## Begin EXCERPT

1) If you read my post I have never denied about the complaints regarding the technical issues, I agree with Rohan (as I said in my last post). I feel that the quality of posts has stooped to an unimaginable level at Thinkdigit Forums.

2) I said the same thing that compared to shitty posts there are very few useful posts and all (including me) are to be blamed for this.

3) As I've said before I agree on the technical issue part. But since I'm not that frequent now (I'm sorry for that), I don't feel the pinch. I am complaining about the quality of posts since thats what matters me.

But believe me guys, the technical issues faced today are just small ones compared to what the forum has seen (But that doesn't mean we should be happy and not do anything about it )


----------



## gaurav_indian (Mar 20, 2009)

eggman said:


> i bet you got the problem first time around!!!



No lol yeh problem toh saddiyon se chali aa rahi hai.Yeh toh digit forum ke puraane riti riwaaz hai jo ab khul khulke sabke saamne aa rahe hai.


----------



## Kl@w-24 (Mar 20, 2009)

## End EXCERPT

__SET PROBLEM__. In the forum excerpt, why does the writer say they don't feel the pinch of the technical issues?

## Begin INFORMATION SUPPLIED

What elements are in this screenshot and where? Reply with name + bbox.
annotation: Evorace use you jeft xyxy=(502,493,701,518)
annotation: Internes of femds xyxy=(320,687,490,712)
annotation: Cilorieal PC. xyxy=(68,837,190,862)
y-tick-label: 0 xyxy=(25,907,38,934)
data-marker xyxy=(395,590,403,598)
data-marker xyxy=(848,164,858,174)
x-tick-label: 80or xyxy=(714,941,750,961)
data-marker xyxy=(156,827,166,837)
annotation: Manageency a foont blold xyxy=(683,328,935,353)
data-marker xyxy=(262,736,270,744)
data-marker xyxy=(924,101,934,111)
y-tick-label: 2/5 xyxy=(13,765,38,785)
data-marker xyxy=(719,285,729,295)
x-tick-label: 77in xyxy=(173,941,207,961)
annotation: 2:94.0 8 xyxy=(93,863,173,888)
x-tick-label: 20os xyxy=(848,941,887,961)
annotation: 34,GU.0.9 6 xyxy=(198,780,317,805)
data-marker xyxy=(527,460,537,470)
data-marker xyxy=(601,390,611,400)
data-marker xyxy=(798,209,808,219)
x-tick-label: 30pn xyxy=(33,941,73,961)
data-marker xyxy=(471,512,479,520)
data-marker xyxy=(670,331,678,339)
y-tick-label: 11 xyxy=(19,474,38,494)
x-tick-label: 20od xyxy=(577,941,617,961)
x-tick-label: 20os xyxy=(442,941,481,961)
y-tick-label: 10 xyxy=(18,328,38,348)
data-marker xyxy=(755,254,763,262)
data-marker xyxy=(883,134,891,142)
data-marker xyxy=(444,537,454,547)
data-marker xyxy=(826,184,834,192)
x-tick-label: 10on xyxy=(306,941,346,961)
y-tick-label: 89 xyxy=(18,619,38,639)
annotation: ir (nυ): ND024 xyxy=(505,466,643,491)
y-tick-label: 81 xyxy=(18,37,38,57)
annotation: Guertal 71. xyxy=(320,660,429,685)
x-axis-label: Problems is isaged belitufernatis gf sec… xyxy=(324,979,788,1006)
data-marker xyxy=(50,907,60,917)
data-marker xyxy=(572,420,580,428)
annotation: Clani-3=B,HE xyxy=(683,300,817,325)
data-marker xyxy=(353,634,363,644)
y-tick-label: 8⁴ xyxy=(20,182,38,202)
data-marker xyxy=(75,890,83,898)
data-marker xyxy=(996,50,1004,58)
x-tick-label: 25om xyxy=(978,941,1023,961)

## End INFORMATION SUPPLIED

__RESPONSE__. The writer is not that frequent on the forum now, so the technical issues don't affect them much. They complain instead about the quality of posts, because that is what matters to them.